■ SHORT TASK ■
Render every entry exactly as it appears.
━━━ RECORDS PROVIDED
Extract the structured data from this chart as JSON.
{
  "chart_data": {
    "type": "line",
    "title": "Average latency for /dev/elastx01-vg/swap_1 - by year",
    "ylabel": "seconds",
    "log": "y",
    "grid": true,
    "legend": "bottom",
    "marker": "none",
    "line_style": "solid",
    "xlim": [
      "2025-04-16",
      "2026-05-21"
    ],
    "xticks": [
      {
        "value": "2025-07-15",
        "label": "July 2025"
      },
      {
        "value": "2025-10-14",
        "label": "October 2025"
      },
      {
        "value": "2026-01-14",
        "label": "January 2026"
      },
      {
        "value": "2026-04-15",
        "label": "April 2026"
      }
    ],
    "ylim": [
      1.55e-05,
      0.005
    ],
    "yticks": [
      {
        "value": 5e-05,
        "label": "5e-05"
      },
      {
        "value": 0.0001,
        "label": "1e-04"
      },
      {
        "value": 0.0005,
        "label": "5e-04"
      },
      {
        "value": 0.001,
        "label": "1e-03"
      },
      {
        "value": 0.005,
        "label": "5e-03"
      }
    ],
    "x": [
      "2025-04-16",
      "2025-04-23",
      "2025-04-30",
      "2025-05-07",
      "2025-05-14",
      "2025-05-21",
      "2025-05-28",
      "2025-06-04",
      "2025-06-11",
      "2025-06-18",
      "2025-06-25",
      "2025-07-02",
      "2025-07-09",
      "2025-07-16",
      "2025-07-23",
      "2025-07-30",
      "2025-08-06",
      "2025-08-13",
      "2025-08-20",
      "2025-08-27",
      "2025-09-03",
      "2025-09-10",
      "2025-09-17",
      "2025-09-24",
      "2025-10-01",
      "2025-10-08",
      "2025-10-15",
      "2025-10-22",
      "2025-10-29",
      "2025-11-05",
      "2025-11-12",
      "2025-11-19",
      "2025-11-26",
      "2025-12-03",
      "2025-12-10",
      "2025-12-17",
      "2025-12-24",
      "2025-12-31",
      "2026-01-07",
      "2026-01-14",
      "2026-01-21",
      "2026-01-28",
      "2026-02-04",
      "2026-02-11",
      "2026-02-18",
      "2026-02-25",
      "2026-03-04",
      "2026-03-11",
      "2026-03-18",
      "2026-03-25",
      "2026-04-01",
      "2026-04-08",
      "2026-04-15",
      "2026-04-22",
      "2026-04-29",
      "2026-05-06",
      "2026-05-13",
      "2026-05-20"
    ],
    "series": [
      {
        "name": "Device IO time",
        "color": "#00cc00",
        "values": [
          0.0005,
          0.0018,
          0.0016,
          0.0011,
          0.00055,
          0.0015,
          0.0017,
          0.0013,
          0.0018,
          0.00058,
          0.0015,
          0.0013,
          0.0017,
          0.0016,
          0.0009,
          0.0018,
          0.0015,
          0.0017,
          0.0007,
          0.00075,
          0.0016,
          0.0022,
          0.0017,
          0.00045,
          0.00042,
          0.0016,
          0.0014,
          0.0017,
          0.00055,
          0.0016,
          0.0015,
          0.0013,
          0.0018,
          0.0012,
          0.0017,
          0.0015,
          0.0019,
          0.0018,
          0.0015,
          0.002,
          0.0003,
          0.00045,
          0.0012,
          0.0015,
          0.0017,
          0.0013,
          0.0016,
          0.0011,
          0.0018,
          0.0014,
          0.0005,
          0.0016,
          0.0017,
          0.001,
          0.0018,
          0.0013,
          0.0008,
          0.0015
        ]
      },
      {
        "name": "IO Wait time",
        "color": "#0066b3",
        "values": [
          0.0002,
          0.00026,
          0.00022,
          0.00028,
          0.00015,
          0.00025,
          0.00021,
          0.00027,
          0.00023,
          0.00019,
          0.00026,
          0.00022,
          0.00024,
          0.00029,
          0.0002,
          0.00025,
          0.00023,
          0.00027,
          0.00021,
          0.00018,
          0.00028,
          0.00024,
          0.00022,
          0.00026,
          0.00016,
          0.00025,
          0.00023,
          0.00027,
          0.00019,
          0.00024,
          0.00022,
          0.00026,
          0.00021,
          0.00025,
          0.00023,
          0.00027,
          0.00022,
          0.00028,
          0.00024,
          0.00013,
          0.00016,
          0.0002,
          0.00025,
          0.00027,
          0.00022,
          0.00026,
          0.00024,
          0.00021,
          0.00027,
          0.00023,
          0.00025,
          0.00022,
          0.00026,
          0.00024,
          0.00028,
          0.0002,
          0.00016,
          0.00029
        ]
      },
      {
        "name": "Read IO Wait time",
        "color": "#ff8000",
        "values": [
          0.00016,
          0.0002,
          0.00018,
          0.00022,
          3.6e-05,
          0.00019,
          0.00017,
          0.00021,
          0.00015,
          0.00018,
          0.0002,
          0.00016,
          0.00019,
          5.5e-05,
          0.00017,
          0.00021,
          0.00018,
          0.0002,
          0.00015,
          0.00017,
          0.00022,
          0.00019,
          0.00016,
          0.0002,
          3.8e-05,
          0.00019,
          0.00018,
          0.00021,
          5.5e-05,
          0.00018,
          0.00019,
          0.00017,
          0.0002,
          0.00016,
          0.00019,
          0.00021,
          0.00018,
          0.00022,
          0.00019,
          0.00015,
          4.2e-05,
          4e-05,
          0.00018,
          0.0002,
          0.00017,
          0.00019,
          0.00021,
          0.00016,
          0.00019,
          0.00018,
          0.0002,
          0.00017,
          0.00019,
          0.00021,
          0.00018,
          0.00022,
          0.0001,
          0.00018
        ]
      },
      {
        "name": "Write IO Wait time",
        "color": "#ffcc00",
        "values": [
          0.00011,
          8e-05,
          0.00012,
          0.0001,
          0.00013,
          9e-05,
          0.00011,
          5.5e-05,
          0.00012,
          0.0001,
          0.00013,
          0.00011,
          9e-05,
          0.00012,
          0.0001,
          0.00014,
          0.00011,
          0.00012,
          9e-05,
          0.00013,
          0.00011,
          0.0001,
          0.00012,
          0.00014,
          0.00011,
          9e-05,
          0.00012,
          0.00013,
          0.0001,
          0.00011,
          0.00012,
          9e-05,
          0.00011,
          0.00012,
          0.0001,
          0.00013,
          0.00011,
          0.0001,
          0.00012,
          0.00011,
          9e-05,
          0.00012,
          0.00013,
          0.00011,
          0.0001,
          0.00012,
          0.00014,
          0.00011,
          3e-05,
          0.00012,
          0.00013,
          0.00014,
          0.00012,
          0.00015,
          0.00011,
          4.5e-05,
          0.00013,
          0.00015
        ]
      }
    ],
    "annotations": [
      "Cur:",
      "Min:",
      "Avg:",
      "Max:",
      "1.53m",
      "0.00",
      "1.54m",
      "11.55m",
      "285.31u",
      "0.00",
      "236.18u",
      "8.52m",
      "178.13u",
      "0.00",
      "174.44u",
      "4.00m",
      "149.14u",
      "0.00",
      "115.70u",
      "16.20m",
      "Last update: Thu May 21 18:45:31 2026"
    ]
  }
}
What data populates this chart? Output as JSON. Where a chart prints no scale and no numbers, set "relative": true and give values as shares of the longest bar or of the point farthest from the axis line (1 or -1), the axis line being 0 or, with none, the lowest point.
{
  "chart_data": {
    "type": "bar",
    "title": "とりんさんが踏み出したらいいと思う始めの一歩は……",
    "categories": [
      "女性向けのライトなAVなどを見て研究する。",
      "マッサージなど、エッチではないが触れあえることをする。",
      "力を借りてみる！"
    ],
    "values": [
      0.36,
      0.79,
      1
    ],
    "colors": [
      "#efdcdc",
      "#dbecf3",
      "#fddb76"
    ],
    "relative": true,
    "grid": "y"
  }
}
━━━━━━
■ WRITTEN SOLUTION ■
Extract the structured data from this chart as JSON.
{
  "chart_data": {
    "type": "line",
    "title": "Average latency for /dev/elastx01-vg/swap_1 - by year",
    "ylabel": "seconds",
    "log": "y",
    "grid": true,
    "legend": "bottom",
    "marker": "none",
    "line_style": "solid",
    "xlim": [
      "2025-04-16",
      "2026-05-21"
    ],
    "xticks": [
      {
        "value": "2025-07-15",
        "label": "July 2025"
      },
      {
        "value": "2025-10-14",
        "label": "October 2025"
      },
      {
        "value": "2026-01-14",
        "label": "January 2026"
      },
      {
        "value": "2026-04-15",
        "label": "April 2026"
      }
    ],
    "ylim": [
      1.55e-05,
      0.005
    ],
    "yticks": [
      {
        "value": 5e-05,
        "label": "5e-05"
      },
      {
        "value": 0.0001,
        "label": "1e-04"
      },
      {
        "value": 0.0005,
        "label": "5e-04"
      },
      {
        "value": 0.001,
        "label": "1e-03"
      },
      {
        "value": 0.005,
        "label": "5e-03"
      }
    ],
    "x": [
      "2025-04-16",
      "2025-04-23",
      "2025-04-30",
      "2025-05-07",
      "2025-05-14",
      "2025-05-21",
      "2025-05-28",
      "2025-06-04",
      "2025-06-11",
      "2025-06-18",
      "2025-06-25",
      "2025-07-02",
      "2025-07-09",
      "2025-07-16",
      "2025-07-23",
      "2025-07-30",
      "2025-08-06",
      "2025-08-13",
      "2025-08-20",
      "2025-08-27",
      "2025-09-03",
      "2025-09-10",
      "2025-09-17",
      "2025-09-24",
      "2025-10-01",
      "2025-10-08",
      "2025-10-15",
      "2025-10-22",
      "2025-10-29",
      "2025-11-05",
      "2025-11-12",
      "2025-11-19",
      "2025-11-26",
      "2025-12-03",
      "2025-12-10",
      "2025-12-17",
      "2025-12-24",
      "2025-12-31",
      "2026-01-07",
      "2026-01-14",
      "2026-01-21",
      "2026-01-28",
      "2026-02-04",
      "2026-02-11",
      "2026-02-18",
      "2026-02-25",
      "2026-03-04",
      "2026-03-11",
      "2026-03-18",
      "2026-03-25",
      "2026-04-01",
      "2026-04-08",
      "2026-04-15",
      "2026-04-22",
      "2026-04-29",
      "2026-05-06",
      "2026-05-13",
      "2026-05-20"
    ],
    "series": [
      {
        "name": "Device IO time",
        "color": "#00cc00",
        "values": [
          0.0005,
          0.0018,
          0.0016,
          0.0011,
          0.00055,
          0.0015,
          0.0017,
          0.0013,
          0.0018,
          0.00058,
          0.0015,
          0.0013,
          0.0017,
          0.0016,
          0.0009,
          0.0018,
          0.0015,
          0.0017,
          0.0007,
          0.00075,
          0.0016,
          0.0022,
          0.0017,
          0.00045,
          0.00042,
          0.0016,
          0.0014,
          0.0017,
          0.00055,
          0.0016,
          0.0015,
          0.0013,
          0.0018,
          0.0012,
          0.0017,
          0.0015,
          0.0019,
          0.0018,
          0.0015,
          0.002,
          0.0003,
          0.00045,
          0.0012,
          0.0015,
          0.0017,
          0.0013,
          0.0016,
          0.0011,
          0.0018,
          0.0014,
          0.0005,
          0.0016,
          0.0017,
          0.001,
          0.0018,
          0.0013,
          0.0008,
          0.0015
        ]
      },
      {
        "name": "IO Wait time",
        "color": "#0066b3",
        "values": [
          0.0002,
          0.00026,
          0.00022,
          0.00028,
          0.00015,
          0.00025,
          0.00021,
          0.00027,
          0.00023,
          0.00019,
          0.00026,
          0.00022,
          0.00024,
          0.00029,
          0.0002,
          0.00025,
          0.00023,
          0.00027,
          0.00021,
          0.00018,
          0.00028,
          0.00024,
          0.00022,
          0.00026,
          0.00016,
          0.00025,
          0.00023,
          0.00027,
          0.00019,
          0.00024,
          0.00022,
          0.00026,
          0.00021,
          0.00025,
          0.00023,
          0.00027,
          0.00022,
          0.00028,
          0.00024,
          0.00013,
          0.00016,
          0.0002,
          0.00025,
          0.00027,
          0.00022,
          0.00026,
          0.00024,
          0.00021,
          0.00027,
          0.00023,
          0.00025,
          0.00022,
          0.00026,
          0.00024,
          0.00028,
          0.0002,
          0.00016,
          0.00029
        ]
      },
      {
        "name": "Read IO Wait time",
        "color": "#ff8000",
        "values": [
          0.00016,
          0.0002,
          0.00018,
          0.00022,
          3.6e-05,
          0.00019,
          0.00017,
          0.00021,
          0.00015,
          0.00018,
          0.0002,
          0.00016,
          0.00019,
          5.5e-05,
          0.00017,
          0.00021,
          0.00018,
          0.0002,
          0.00015,
          0.00017,
          0.00022,
          0.00019,
          0.00016,
          0.0002,
          3.8e-05,
          0.00019,
          0.00018,
          0.00021,
          5.5e-05,
          0.00018,
          0.00019,
          0.00017,
          0.0002,
          0.00016,
          0.00019,
          0.00021,
          0.00018,
          0.00022,
          0.00019,
          0.00015,
          4.2e-05,
          4e-05,
          0.00018,
          0.0002,
          0.00017,
          0.00019,
          0.00021,
          0.00016,
          0.00019,
          0.00018,
          0.0002,
          0.00017,
          0.00019,
          0.00021,
          0.00018,
          0.00022,
          0.0001,
          0.00018
        ]
      },
      {
        "name": "Write IO Wait time",
        "color": "#ffcc00",
        "values": [
          0.00011,
          8e-05,
          0.00012,
          0.0001,
          0.00013,
          9e-05,
          0.00011,
          5.5e-05,
          0.00012,
          0.0001,
          0.00013,
          0.00011,
          9e-05,
          0.00012,
          0.0001,
          0.00014,
          0.00011,
          0.00012,
          9e-05,
          0.00013,
          0.00011,
          0.0001,
          0.00012,
          0.00014,
          0.00011,
          9e-05,
          0.00012,
          0.00013,
          0.0001,
          0.00011,
          0.00012,
          9e-05,
          0.00011,
          0.00012,
          0.0001,
          0.00013,
          0.00011,
          0.0001,
          0.00012,
          0.00011,
          9e-05,
          0.00012,
          0.00013,
          0.00011,
          0.0001,
          0.00012,
          0.00014,
          0.00011,
          3e-05,
          0.00012,
          0.00013,
          0.00014,
          0.00012,
          0.00015,
          0.00011,
          4.5e-05,
          0.00013,
          0.00015
        ]
      }
    ],
    "annotations": [
      "Cur:",
      "Min:",
      "Avg:",
      "Max:",
      "1.53m",
      "0.00",
      "1.54m",
      "11.55m",
      "285.31u",
      "0.00",
      "236.18u",
      "8.52m",
      "178.13u",
      "0.00",
      "174.44u",
      "4.00m",
      "149.14u",
      "0.00",
      "115.70u",
      "16.20m",
      "Last update: Thu May 21 18:45:31 2026"
    ]
  }
}
What data populates this chart? Output as JSON. Where a chart prints no scale and no numbers, set "relative": true and give values as shares of the longest bar or of the point farthest from the axis line (1 or -1), the axis line being 0 or, with none, the lowest point.
{
  "chart_data": {
    "type": "bar",
    "title": "とりんさんが踏み出したらいいと思う始めの一歩は……",
    "categories": [
      "女性向けのライトなAVなどを見て研究する。",
      "マッサージなど、エッチではないが触れあえることをする。",
      "力を借りてみる！"
    ],
    "values": [
      0.36,
      0.79,
      1
    ],
    "colors": [
      "#efdcdc",
      "#dbecf3",
      "#fddb76"
    ],
    "relative": true,
    "grid": "y"
  }
}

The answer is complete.